### PROBLEM DESCRIPTION:
Present every line in which the string "FINANCEIRAS" appears.
-------------------------
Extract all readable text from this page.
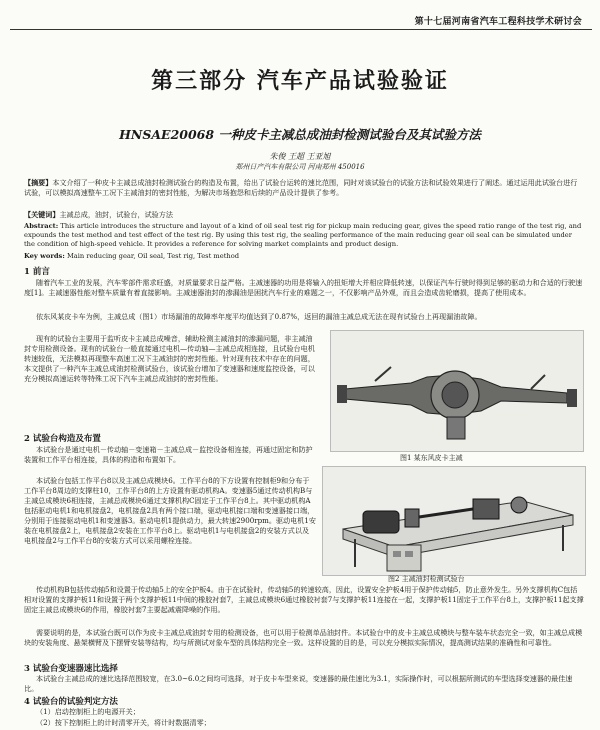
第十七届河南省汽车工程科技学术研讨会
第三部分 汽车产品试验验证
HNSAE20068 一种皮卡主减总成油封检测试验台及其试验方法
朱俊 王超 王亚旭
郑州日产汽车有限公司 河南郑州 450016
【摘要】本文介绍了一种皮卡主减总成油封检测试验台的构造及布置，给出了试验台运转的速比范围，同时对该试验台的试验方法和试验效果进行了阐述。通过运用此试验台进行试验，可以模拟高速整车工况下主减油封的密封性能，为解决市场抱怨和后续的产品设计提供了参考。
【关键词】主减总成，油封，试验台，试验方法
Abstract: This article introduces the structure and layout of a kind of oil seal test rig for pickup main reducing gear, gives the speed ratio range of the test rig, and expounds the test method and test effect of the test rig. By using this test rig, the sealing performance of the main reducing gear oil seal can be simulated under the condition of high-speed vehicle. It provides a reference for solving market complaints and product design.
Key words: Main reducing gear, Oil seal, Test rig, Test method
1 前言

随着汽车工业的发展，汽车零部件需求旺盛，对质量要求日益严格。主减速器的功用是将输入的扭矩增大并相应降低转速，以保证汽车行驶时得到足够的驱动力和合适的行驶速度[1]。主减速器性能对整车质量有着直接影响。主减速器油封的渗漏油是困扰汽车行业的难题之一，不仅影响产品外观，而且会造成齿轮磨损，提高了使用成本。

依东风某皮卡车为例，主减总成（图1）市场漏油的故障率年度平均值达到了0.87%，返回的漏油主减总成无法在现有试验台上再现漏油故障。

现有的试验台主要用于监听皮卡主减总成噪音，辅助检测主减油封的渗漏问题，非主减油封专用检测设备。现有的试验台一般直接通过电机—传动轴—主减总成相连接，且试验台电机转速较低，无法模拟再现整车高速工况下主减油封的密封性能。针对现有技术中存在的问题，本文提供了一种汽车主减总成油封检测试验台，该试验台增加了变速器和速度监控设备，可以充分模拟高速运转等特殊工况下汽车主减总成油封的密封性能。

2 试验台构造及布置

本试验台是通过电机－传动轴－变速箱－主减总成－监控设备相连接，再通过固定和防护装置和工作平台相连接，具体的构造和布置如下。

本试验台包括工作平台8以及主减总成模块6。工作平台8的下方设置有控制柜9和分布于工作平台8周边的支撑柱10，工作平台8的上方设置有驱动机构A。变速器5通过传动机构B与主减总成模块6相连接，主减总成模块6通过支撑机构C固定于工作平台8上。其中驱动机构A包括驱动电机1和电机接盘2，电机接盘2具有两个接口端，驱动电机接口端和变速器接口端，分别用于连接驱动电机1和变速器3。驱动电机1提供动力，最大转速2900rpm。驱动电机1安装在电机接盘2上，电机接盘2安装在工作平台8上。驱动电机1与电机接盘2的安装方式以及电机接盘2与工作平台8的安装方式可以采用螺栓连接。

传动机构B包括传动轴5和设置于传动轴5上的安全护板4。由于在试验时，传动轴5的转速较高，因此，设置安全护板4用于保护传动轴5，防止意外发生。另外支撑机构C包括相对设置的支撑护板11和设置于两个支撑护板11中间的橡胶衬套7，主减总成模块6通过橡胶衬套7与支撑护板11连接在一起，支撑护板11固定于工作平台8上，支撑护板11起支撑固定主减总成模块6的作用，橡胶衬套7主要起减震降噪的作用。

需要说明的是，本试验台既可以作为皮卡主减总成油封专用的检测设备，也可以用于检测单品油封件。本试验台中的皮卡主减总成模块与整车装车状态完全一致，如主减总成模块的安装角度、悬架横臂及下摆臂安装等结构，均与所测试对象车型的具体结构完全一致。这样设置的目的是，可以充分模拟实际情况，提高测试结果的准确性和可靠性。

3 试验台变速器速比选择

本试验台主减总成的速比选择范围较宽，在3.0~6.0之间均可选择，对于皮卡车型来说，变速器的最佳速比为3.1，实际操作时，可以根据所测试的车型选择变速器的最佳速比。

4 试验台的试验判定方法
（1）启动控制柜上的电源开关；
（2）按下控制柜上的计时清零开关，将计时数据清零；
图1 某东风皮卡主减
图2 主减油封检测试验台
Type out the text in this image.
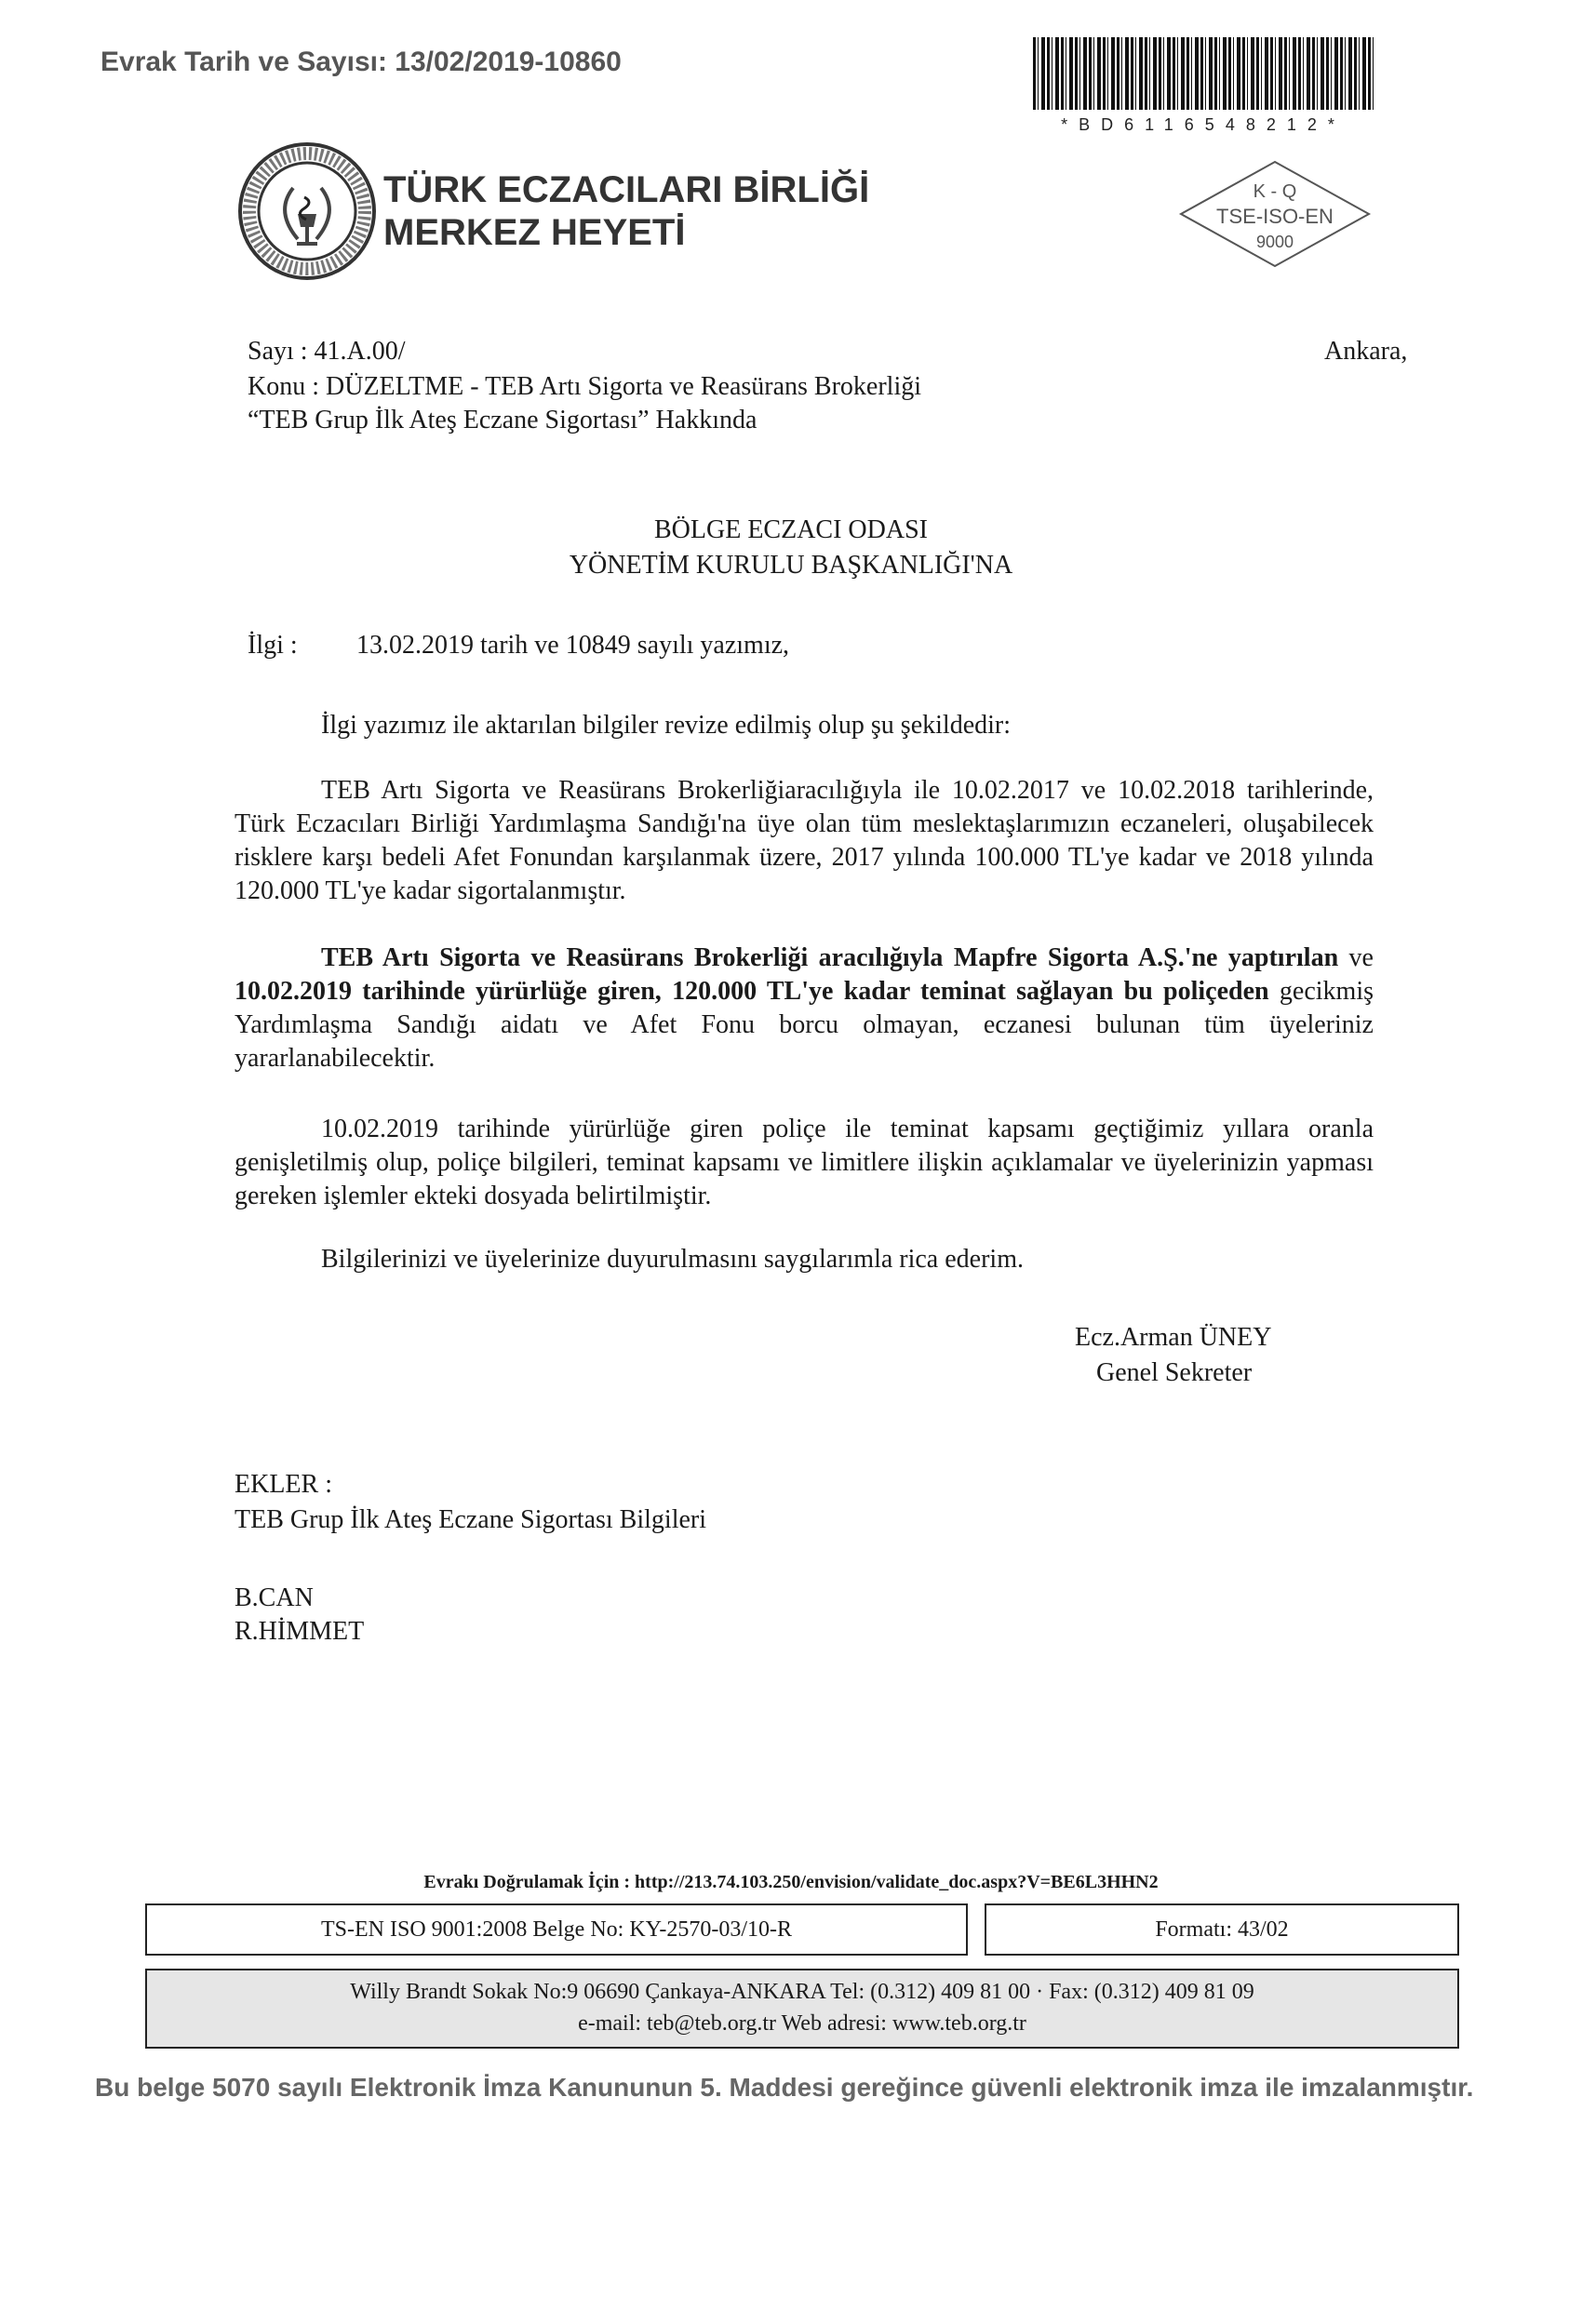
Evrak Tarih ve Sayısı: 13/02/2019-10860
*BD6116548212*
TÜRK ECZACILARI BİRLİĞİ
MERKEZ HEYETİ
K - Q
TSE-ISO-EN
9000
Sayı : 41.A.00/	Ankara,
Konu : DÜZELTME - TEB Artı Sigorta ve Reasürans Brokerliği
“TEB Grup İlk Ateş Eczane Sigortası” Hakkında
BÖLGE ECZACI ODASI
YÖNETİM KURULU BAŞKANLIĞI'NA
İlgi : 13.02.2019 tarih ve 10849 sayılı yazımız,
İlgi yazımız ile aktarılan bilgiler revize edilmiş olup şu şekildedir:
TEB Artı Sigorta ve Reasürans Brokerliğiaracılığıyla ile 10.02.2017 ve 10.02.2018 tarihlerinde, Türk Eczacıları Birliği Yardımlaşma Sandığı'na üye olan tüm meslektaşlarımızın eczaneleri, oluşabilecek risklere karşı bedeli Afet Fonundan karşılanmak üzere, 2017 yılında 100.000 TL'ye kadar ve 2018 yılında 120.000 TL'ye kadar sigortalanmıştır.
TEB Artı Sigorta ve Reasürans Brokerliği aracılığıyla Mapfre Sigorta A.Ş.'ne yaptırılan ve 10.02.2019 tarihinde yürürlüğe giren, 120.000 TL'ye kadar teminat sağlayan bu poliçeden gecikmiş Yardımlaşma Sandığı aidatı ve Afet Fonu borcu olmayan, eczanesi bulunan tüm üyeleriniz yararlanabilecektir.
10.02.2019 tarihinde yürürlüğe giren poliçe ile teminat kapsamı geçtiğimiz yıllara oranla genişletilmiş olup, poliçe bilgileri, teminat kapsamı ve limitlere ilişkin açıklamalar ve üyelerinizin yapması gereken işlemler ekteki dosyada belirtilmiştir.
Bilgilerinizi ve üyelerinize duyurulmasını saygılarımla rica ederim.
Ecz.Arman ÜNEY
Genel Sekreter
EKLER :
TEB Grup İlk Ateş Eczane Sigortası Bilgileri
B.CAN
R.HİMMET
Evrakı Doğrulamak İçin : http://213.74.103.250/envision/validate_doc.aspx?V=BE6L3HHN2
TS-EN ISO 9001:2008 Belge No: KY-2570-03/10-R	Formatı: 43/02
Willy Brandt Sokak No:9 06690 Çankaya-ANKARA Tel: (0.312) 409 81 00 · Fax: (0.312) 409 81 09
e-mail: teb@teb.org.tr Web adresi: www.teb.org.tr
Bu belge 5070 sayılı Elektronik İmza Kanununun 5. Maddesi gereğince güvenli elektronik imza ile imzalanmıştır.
-------------------------
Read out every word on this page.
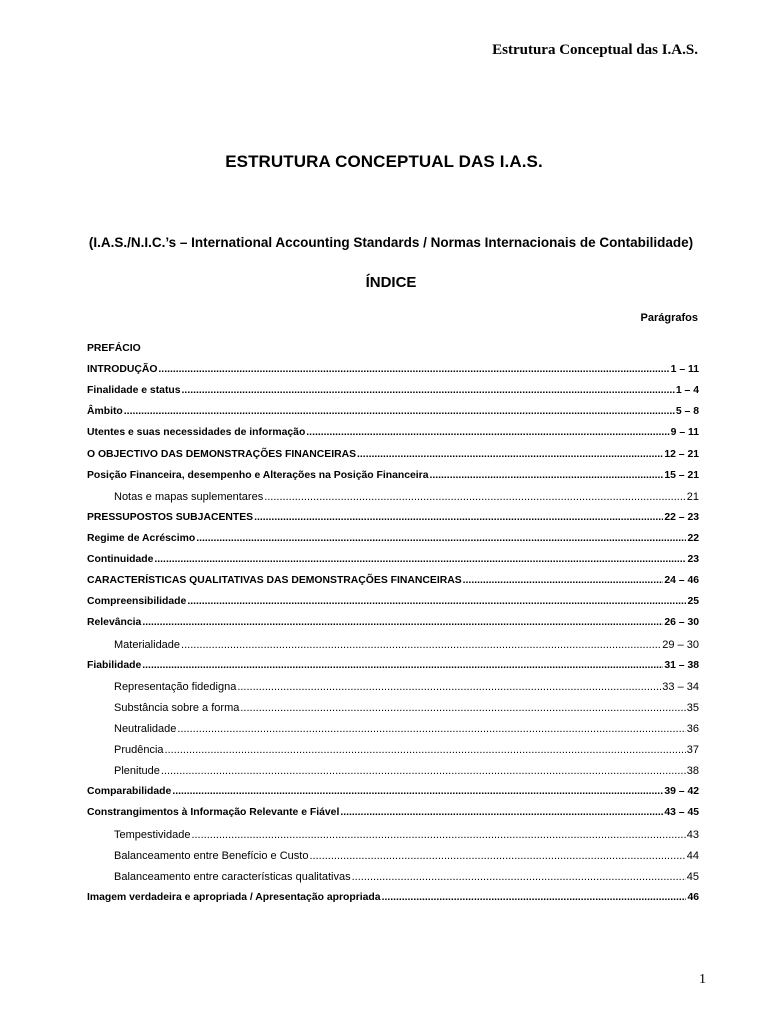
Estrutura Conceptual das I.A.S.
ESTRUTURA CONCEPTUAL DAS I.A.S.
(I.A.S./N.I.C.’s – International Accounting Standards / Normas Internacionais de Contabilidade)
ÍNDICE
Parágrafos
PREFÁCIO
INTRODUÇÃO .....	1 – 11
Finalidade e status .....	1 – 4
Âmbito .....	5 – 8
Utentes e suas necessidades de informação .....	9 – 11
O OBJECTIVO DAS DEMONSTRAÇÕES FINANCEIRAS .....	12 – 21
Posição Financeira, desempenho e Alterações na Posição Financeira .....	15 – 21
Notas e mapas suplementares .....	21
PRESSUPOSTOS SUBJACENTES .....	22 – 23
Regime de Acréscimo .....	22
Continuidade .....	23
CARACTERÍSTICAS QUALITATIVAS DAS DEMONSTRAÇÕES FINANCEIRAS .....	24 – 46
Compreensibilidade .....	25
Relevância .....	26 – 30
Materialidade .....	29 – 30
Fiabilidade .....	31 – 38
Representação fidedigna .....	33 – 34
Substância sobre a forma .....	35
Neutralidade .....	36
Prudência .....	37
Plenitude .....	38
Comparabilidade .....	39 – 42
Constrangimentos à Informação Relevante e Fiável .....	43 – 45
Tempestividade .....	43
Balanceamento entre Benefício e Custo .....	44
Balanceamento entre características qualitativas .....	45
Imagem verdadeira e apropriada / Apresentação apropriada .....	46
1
-------------------------
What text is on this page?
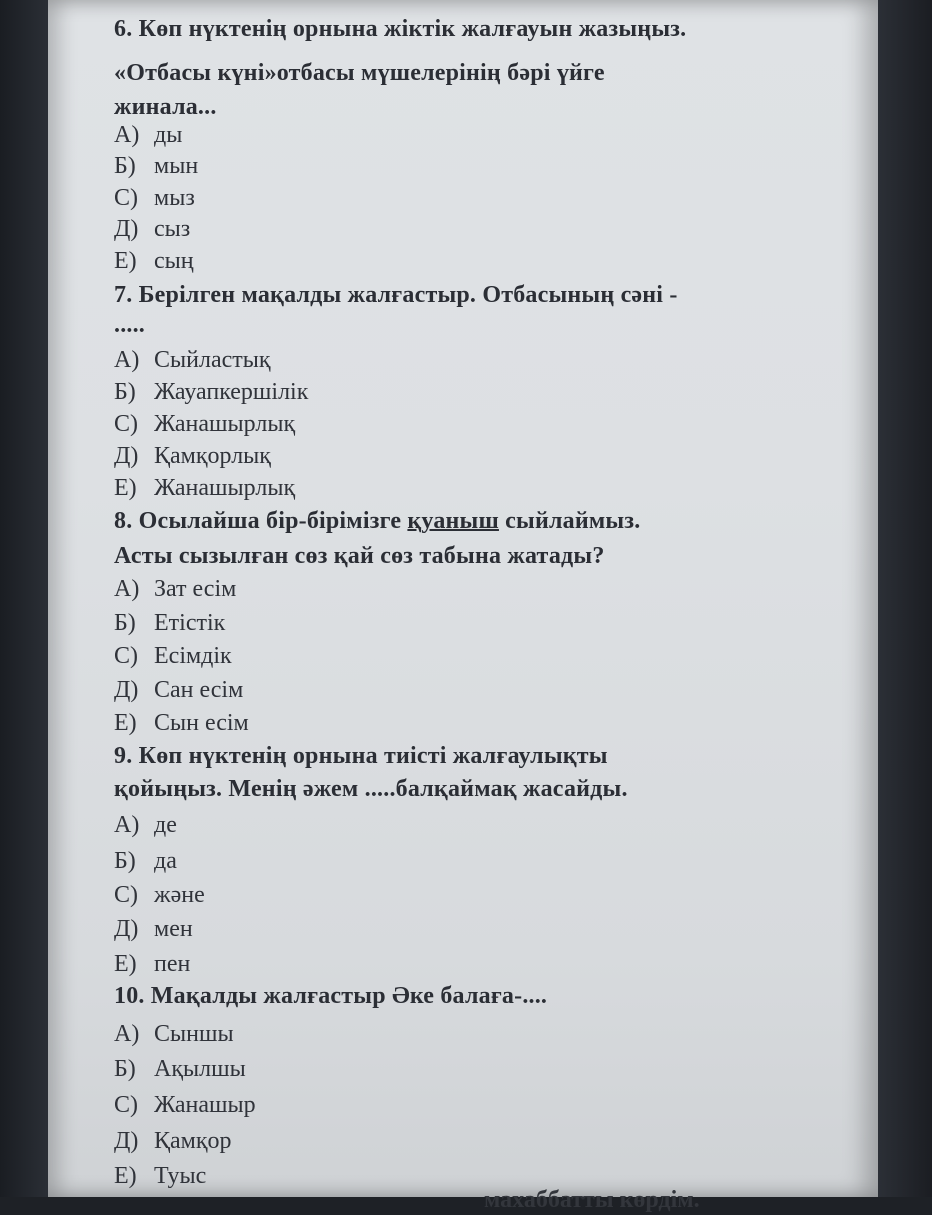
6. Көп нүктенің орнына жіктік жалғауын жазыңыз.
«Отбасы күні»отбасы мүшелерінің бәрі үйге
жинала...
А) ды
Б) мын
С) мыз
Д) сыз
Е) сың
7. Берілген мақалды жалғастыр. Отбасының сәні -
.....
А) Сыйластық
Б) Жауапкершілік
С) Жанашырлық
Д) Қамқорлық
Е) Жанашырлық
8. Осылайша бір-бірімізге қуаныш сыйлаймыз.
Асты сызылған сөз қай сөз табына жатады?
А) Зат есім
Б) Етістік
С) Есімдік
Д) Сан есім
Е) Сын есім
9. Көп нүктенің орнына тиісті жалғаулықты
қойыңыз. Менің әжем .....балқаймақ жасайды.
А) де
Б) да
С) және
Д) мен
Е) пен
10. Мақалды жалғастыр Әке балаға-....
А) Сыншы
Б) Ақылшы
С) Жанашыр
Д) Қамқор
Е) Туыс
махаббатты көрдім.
-------------------------
### RESULT:
O OBJECTIVO DAS DEMONSTRAÇÕES FINANCEIRAS .....	12 – 21
CARACTERÍSTICAS QUALITATIVAS DAS DEMONSTRAÇÕES FINANCEIRAS .....	24 – 46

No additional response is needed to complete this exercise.